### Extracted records
>>>>>
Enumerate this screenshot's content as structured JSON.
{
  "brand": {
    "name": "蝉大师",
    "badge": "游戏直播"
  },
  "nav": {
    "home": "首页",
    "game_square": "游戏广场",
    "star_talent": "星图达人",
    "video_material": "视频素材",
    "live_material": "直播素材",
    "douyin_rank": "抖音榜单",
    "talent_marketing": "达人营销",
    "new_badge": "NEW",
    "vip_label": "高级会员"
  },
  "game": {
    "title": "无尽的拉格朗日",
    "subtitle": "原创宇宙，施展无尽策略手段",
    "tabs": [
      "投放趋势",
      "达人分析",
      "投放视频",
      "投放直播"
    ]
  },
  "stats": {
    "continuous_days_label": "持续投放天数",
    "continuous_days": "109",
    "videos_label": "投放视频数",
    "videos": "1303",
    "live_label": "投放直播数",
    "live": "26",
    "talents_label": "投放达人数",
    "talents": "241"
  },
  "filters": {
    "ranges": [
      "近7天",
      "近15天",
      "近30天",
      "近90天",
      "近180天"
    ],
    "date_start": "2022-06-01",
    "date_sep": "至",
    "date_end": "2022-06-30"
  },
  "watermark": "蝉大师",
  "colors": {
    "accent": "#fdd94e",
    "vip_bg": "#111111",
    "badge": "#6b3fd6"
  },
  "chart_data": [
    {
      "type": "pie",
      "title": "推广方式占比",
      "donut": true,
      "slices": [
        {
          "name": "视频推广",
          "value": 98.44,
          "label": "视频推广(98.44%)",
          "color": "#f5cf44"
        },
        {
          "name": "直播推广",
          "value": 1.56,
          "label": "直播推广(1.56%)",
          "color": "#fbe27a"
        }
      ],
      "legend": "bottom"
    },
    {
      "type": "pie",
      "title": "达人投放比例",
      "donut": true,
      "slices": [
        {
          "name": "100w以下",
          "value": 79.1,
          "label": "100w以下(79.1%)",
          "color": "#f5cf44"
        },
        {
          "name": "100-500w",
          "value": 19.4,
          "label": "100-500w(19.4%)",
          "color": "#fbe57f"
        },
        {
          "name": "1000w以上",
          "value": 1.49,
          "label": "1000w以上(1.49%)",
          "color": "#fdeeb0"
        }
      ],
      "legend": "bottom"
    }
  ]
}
<<<<<
### INSTRUCTIONS FOR THE TASK
Copy each line of the data above without altering a single character.

### RIGHT ANSWER
Enumerate this screenshot's content as structured JSON.
{
  "brand": {
    "name": "蝉大师",
    "badge": "游戏直播"
  },
  "nav": {
    "home": "首页",
    "game_square": "游戏广场",
    "star_talent": "星图达人",
    "video_material": "视频素材",
    "live_material": "直播素材",
    "douyin_rank": "抖音榜单",
    "talent_marketing": "达人营销",
    "new_badge": "NEW",
    "vip_label": "高级会员"
  },
  "game": {
    "title": "无尽的拉格朗日",
    "subtitle": "原创宇宙，施展无尽策略手段",
    "tabs": [
      "投放趋势",
      "达人分析",
      "投放视频",
      "投放直播"
    ]
  },
  "stats": {
    "continuous_days_label": "持续投放天数",
    "continuous_days": "109",
    "videos_label": "投放视频数",
    "videos": "1303",
    "live_label": "投放直播数",
    "live": "26",
    "talents_label": "投放达人数",
    "talents": "241"
  },
  "filters": {
    "ranges": [
      "近7天",
      "近15天",
      "近30天",
      "近90天",
      "近180天"
    ],
    "date_start": "2022-06-01",
    "date_sep": "至",
    "date_end": "2022-06-30"
  },
  "watermark": "蝉大师",
  "colors": {
    "accent": "#fdd94e",
    "vip_bg": "#111111",
    "badge": "#6b3fd6"
  },
  "chart_data": [
    {
      "type": "pie",
      "title": "推广方式占比",
      "donut": true,
      "slices": [
        {
          "name": "视频推广",
          "value": 98.44,
          "label": "视频推广(98.44%)",
          "color": "#f5cf44"
        },
        {
          "name": "直播推广",
          "value": 1.56,
          "label": "直播推广(1.56%)",
          "color": "#fbe27a"
        }
      ],
      "legend": "bottom"
    },
    {
      "type": "pie",
      "title": "达人投放比例",
      "donut": true,
      "slices": [
        {
          "name": "100w以下",
          "value": 79.1,
          "label": "100w以下(79.1%)",
          "color": "#f5cf44"
        },
        {
          "name": "100-500w",
          "value": 19.4,
          "label": "100-500w(19.4%)",
          "color": "#fbe57f"
        },
        {
          "name": "1000w以上",
          "value": 1.49,
          "label": "1000w以上(1.49%)",
          "color": "#fdeeb0"
        }
      ],
      "legend": "bottom"
    }
  ]
}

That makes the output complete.